EXERCISE DESCRIPTION -
All of the lines below are to be transcribed faithfully, with pictures excluded from the copy.

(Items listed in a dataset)
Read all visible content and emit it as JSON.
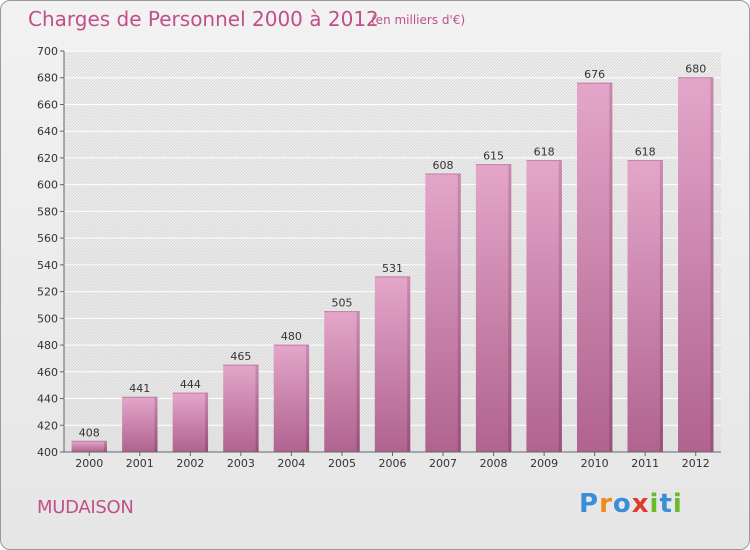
{
  "header": {
    "title": "Charges de Personnel 2000 à 2012",
    "subtitle": "(en milliers d'€)"
  },
  "footer": {
    "place": "MUDAISON",
    "logo": [
      "P",
      "r",
      "o",
      "x",
      "i",
      "t",
      "i"
    ],
    "logo_colors": [
      "#3a8fd8",
      "#f08a1a",
      "#3a8fd8",
      "#e23a2a",
      "#6aba2a",
      "#3a8fd8",
      "#6aba2a"
    ]
  },
  "colors": {
    "bar": "#d77fb0",
    "bar_light": "#e3a6c9",
    "bar_dark": "#a85c86",
    "text_accent": "#c0508a"
  },
  "chart_data": {
    "type": "bar",
    "title": "Charges de Personnel 2000 à 2012",
    "subtitle": "(en milliers d'€)",
    "categories": [
      "2000",
      "2001",
      "2002",
      "2003",
      "2004",
      "2005",
      "2006",
      "2007",
      "2008",
      "2009",
      "2010",
      "2011",
      "2012"
    ],
    "values": [
      408,
      441,
      444,
      465,
      480,
      505,
      531,
      608,
      615,
      618,
      676,
      618,
      680
    ],
    "ylim": [
      400,
      700
    ],
    "yticks": [
      400,
      420,
      440,
      460,
      480,
      500,
      520,
      540,
      560,
      580,
      600,
      620,
      640,
      660,
      680,
      700
    ],
    "grid": true
  }
}
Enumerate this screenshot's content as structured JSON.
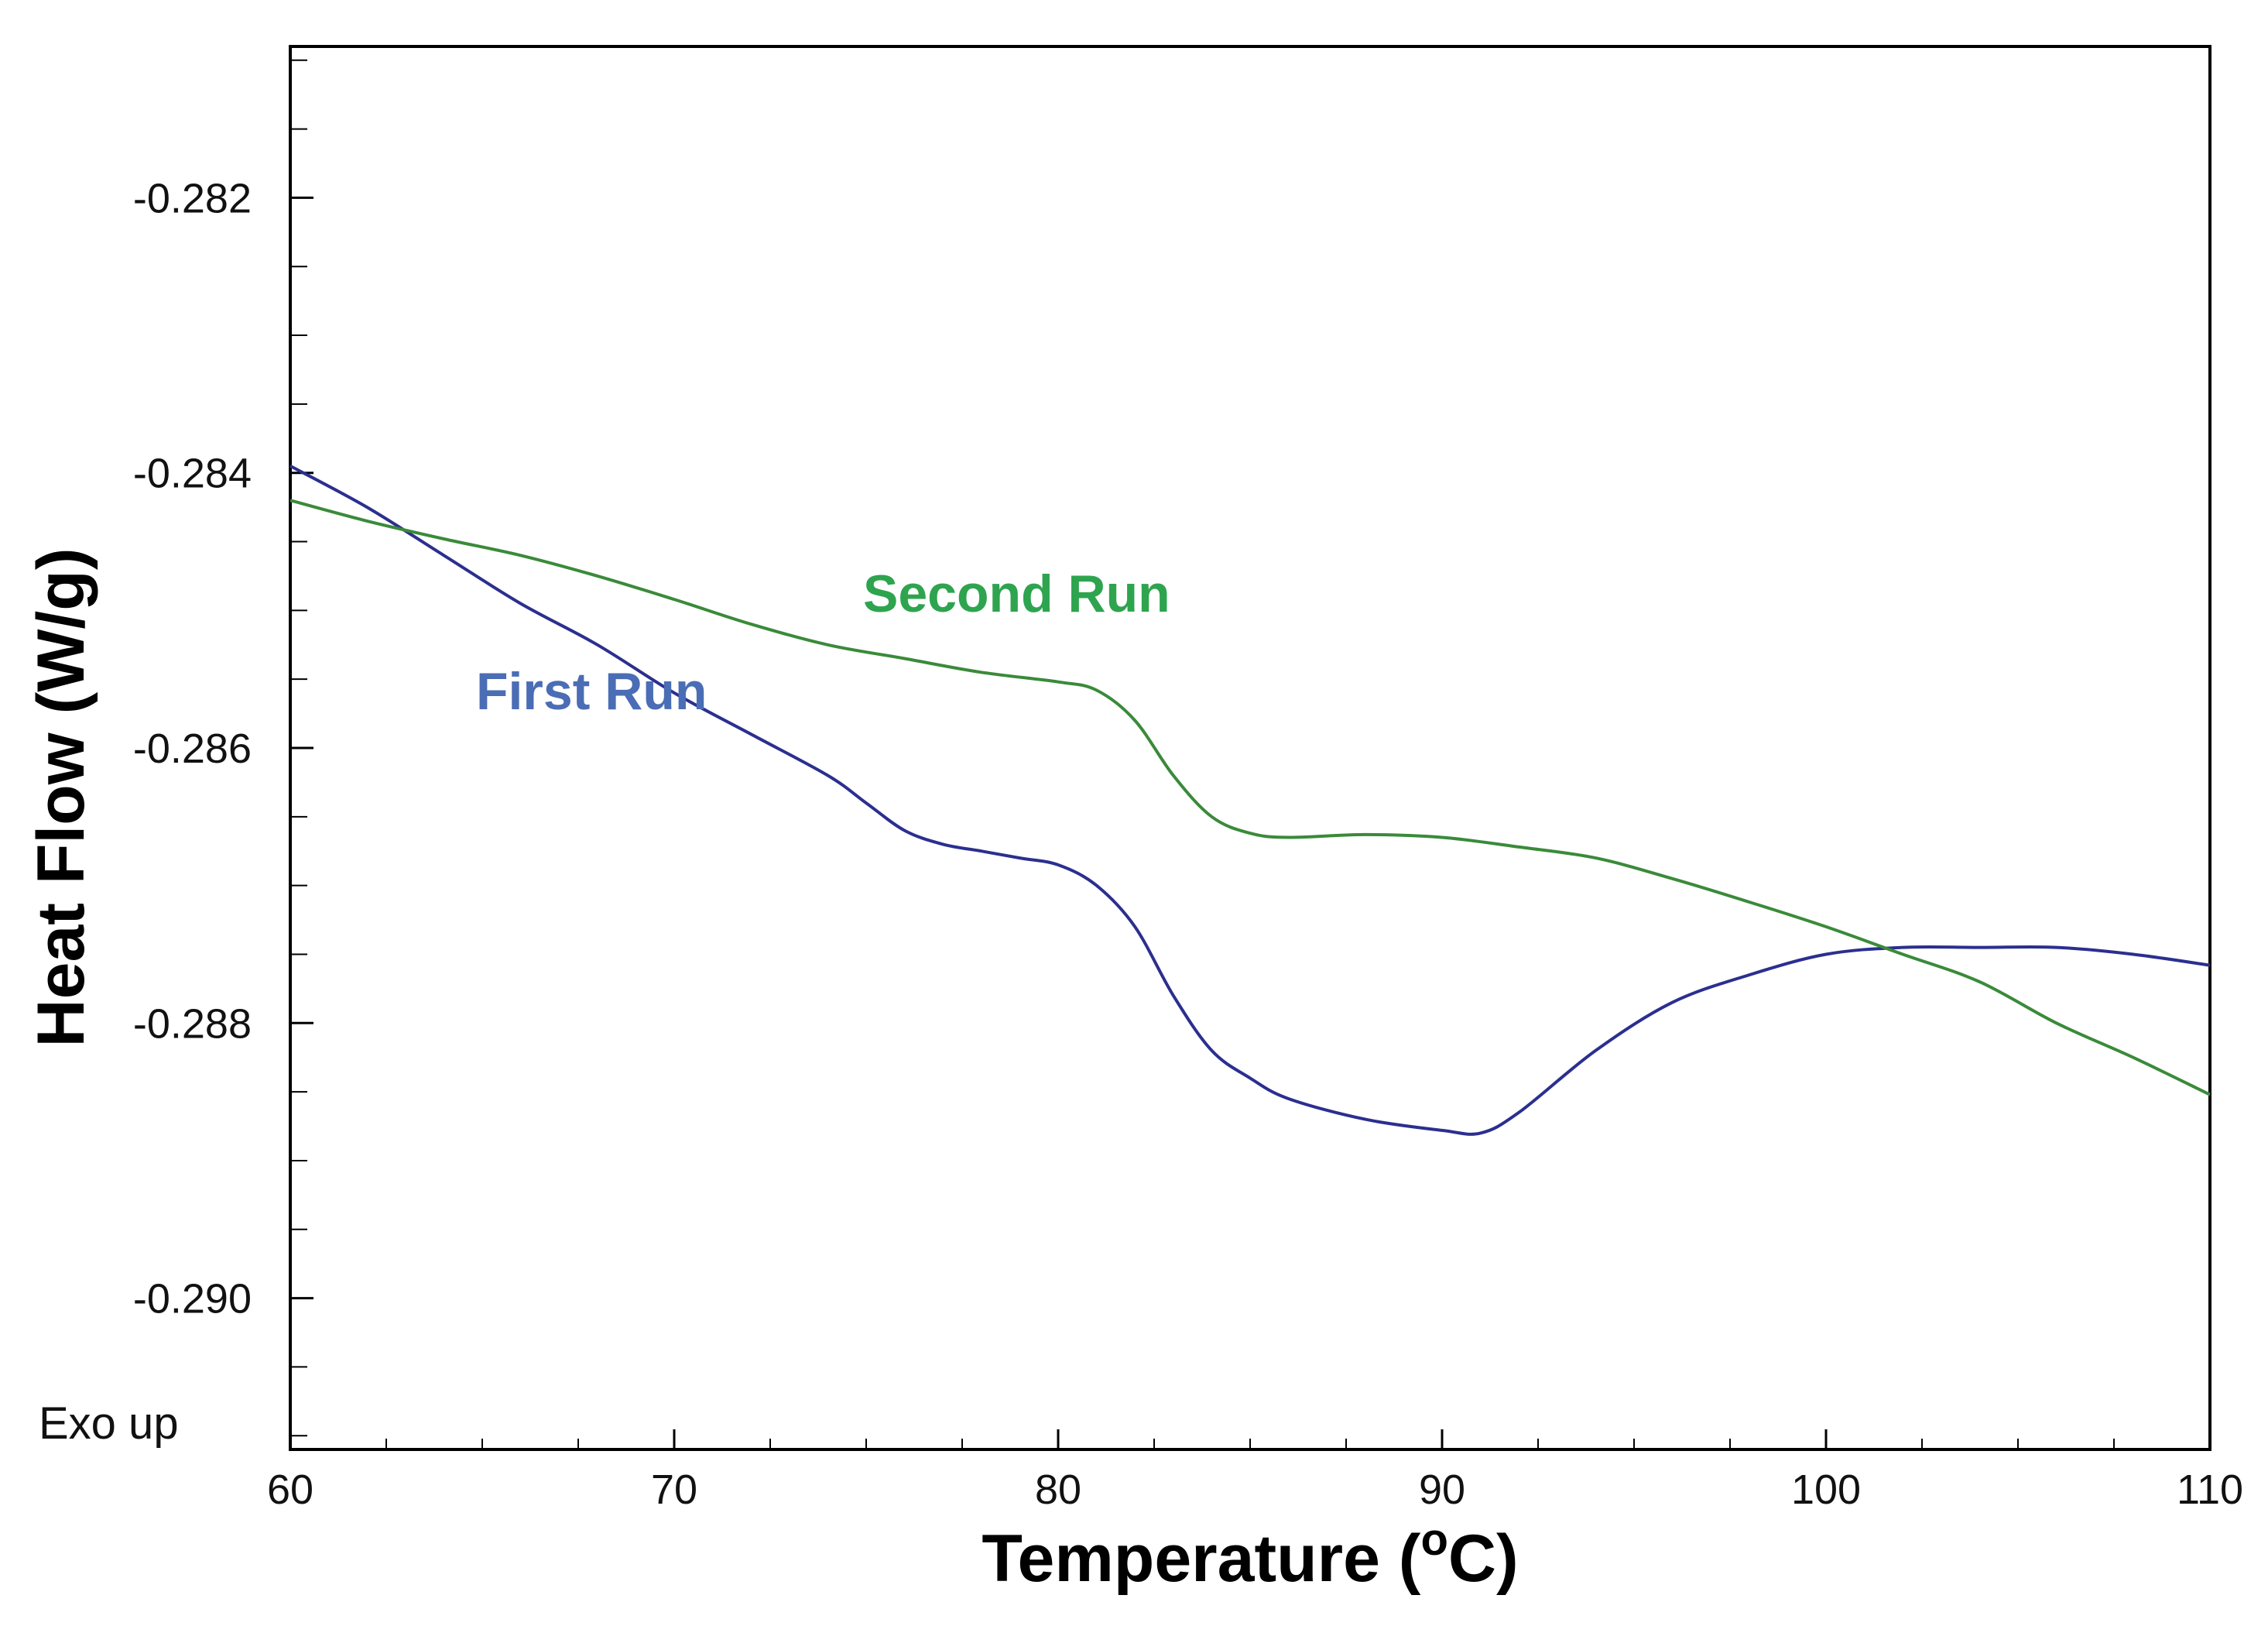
{
  "chart_data": {
    "type": "line",
    "title": "",
    "xlabel": {
      "main": "Temperature (",
      "sup": "o",
      "unit": "C)"
    },
    "ylabel": "Heat Flow (W/g)",
    "xlim": [
      60,
      110
    ],
    "ylim": [
      -0.2911,
      -0.2809
    ],
    "x_major_ticks": [
      60,
      70,
      80,
      90,
      100,
      110
    ],
    "x_tick_labels": [
      "60",
      "70",
      "80",
      "90",
      "100",
      "110"
    ],
    "x_minor_step": 2.5,
    "y_major_ticks": [
      -0.282,
      -0.284,
      -0.286,
      -0.288,
      -0.29
    ],
    "y_tick_labels": [
      "-0.282",
      "-0.284",
      "-0.286",
      "-0.288",
      "-0.290"
    ],
    "y_minor_step": 0.0005,
    "grid": false,
    "note": "Exo up",
    "series": [
      {
        "name": "First Run",
        "color": "#2b2f8f",
        "label_color": "#4a6db5",
        "x": [
          60,
          62,
          64,
          66,
          68,
          70,
          72,
          74,
          75,
          76,
          77,
          78,
          79,
          80,
          81,
          82,
          83,
          84,
          85,
          86,
          88,
          90,
          91,
          92,
          94,
          96,
          98,
          100,
          102,
          104,
          106,
          108,
          110
        ],
        "y": [
          -0.28395,
          -0.28425,
          -0.2846,
          -0.28495,
          -0.28525,
          -0.2856,
          -0.2859,
          -0.2862,
          -0.2864,
          -0.2866,
          -0.2867,
          -0.28675,
          -0.2868,
          -0.28685,
          -0.287,
          -0.2873,
          -0.2878,
          -0.2882,
          -0.2884,
          -0.28855,
          -0.2887,
          -0.28878,
          -0.2888,
          -0.28865,
          -0.2882,
          -0.28785,
          -0.28765,
          -0.2875,
          -0.28745,
          -0.28745,
          -0.28745,
          -0.2875,
          -0.28758
        ]
      },
      {
        "name": "Second Run",
        "color": "#3a8a3a",
        "label_color": "#2ea44f",
        "x": [
          60,
          62,
          64,
          66,
          68,
          70,
          72,
          74,
          76,
          78,
          80,
          81,
          82,
          83,
          84,
          85,
          86,
          88,
          90,
          92,
          94,
          96,
          98,
          100,
          102,
          104,
          106,
          108,
          110
        ],
        "y": [
          -0.2842,
          -0.28435,
          -0.28448,
          -0.2846,
          -0.28475,
          -0.28492,
          -0.2851,
          -0.28525,
          -0.28535,
          -0.28545,
          -0.28552,
          -0.28558,
          -0.2858,
          -0.2862,
          -0.2865,
          -0.28662,
          -0.28665,
          -0.28663,
          -0.28665,
          -0.28672,
          -0.2868,
          -0.28695,
          -0.28712,
          -0.2873,
          -0.2875,
          -0.2877,
          -0.288,
          -0.28825,
          -0.28852
        ]
      }
    ]
  }
}
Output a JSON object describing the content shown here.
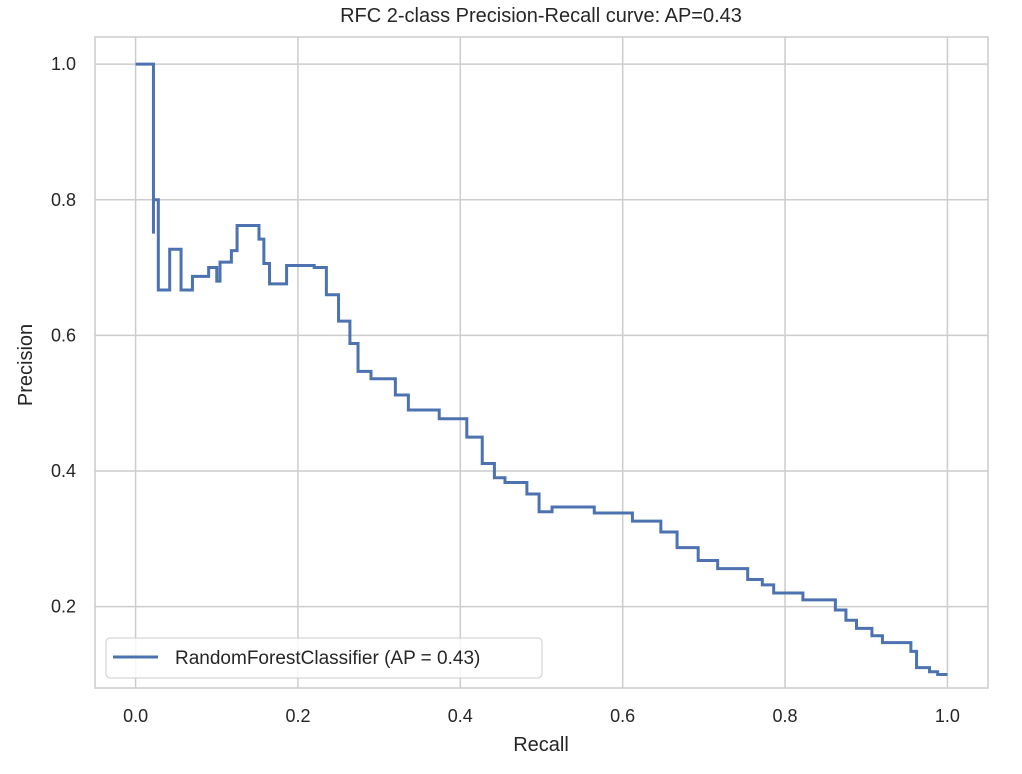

TASK RESPONSE -
Read all visible content and emit it as JSON.
{
  "header": {
    "title": "Charges de Personnel 2000 à 2012",
    "subtitle": "(en milliers d'€)"
  },
  "footer": {
    "place": "MUDAISON",
    "logo": [
      "P",
      "r",
      "o",
      "x",
      "i",
      "t",
      "i"
    ],
    "logo_colors": [
      "#3a8fd8",
      "#f08a1a",
      "#3a8fd8",
      "#e23a2a",
      "#6aba2a",
      "#3a8fd8",
      "#6aba2a"
    ]
  },
  "colors": {
    "bar": "#d77fb0",
    "bar_light": "#e3a6c9",
    "bar_dark": "#a85c86",
    "text_accent": "#c0508a"
  },
  "chart_data": {
    "type": "bar",
    "title": "Charges de Personnel 2000 à 2012",
    "subtitle": "(en milliers d'€)",
    "categories": [
      "2000",
      "2001",
      "2002",
      "2003",
      "2004",
      "2005",
      "2006",
      "2007",
      "2008",
      "2009",
      "2010",
      "2011",
      "2012"
    ],
    "values": [
      408,
      441,
      444,
      465,
      480,
      505,
      531,
      608,
      615,
      618,
      676,
      618,
      680
    ],
    "ylim": [
      400,
      700
    ],
    "yticks": [
      400,
      420,
      440,
      460,
      480,
      500,
      520,
      540,
      560,
      580,
      600,
      620,
      640,
      660,
      680,
      700
    ],
    "grid": true
  }
}
Enumerate this screenshot's content as structured JSON.
{
  "chart_data": {
    "type": "line",
    "title": "",
    "xlabel": {
      "main": "Temperature (",
      "sup": "o",
      "unit": "C)"
    },
    "ylabel": "Heat Flow (W/g)",
    "xlim": [
      60,
      110
    ],
    "ylim": [
      -0.2911,
      -0.2809
    ],
    "x_major_ticks": [
      60,
      70,
      80,
      90,
      100,
      110
    ],
    "x_tick_labels": [
      "60",
      "70",
      "80",
      "90",
      "100",
      "110"
    ],
    "x_minor_step": 2.5,
    "y_major_ticks": [
      -0.282,
      -0.284,
      -0.286,
      -0.288,
      -0.29
    ],
    "y_tick_labels": [
      "-0.282",
      "-0.284",
      "-0.286",
      "-0.288",
      "-0.290"
    ],
    "y_minor_step": 0.0005,
    "grid": false,
    "note": "Exo up",
    "series": [
      {
        "name": "First Run",
        "color": "#2b2f8f",
        "label_color": "#4a6db5",
        "x": [
          60,
          62,
          64,
          66,
          68,
          70,
          72,
          74,
          75,
          76,
          77,
          78,
          79,
          80,
          81,
          82,
          83,
          84,
          85,
          86,
          88,
          90,
          91,
          92,
          94,
          96,
          98,
          100,
          102,
          104,
          106,
          108,
          110
        ],
        "y": [
          -0.28395,
          -0.28425,
          -0.2846,
          -0.28495,
          -0.28525,
          -0.2856,
          -0.2859,
          -0.2862,
          -0.2864,
          -0.2866,
          -0.2867,
          -0.28675,
          -0.2868,
          -0.28685,
          -0.287,
          -0.2873,
          -0.2878,
          -0.2882,
          -0.2884,
          -0.28855,
          -0.2887,
          -0.28878,
          -0.2888,
          -0.28865,
          -0.2882,
          -0.28785,
          -0.28765,
          -0.2875,
          -0.28745,
          -0.28745,
          -0.28745,
          -0.2875,
          -0.28758
        ]
      },
      {
        "name": "Second Run",
        "color": "#3a8a3a",
        "label_color": "#2ea44f",
        "x": [
          60,
          62,
          64,
          66,
          68,
          70,
          72,
          74,
          76,
          78,
          80,
          81,
          82,
          83,
          84,
          85,
          86,
          88,
          90,
          92,
          94,
          96,
          98,
          100,
          102,
          104,
          106,
          108,
          110
        ],
        "y": [
          -0.2842,
          -0.28435,
          -0.28448,
          -0.2846,
          -0.28475,
          -0.28492,
          -0.2851,
          -0.28525,
          -0.28535,
          -0.28545,
          -0.28552,
          -0.28558,
          -0.2858,
          -0.2862,
          -0.2865,
          -0.28662,
          -0.28665,
          -0.28663,
          -0.28665,
          -0.28672,
          -0.2868,
          -0.28695,
          -0.28712,
          -0.2873,
          -0.2875,
          -0.2877,
          -0.288,
          -0.28825,
          -0.28852
        ]
      }
    ]
  }
}
Output a JSON object describing the content shown here.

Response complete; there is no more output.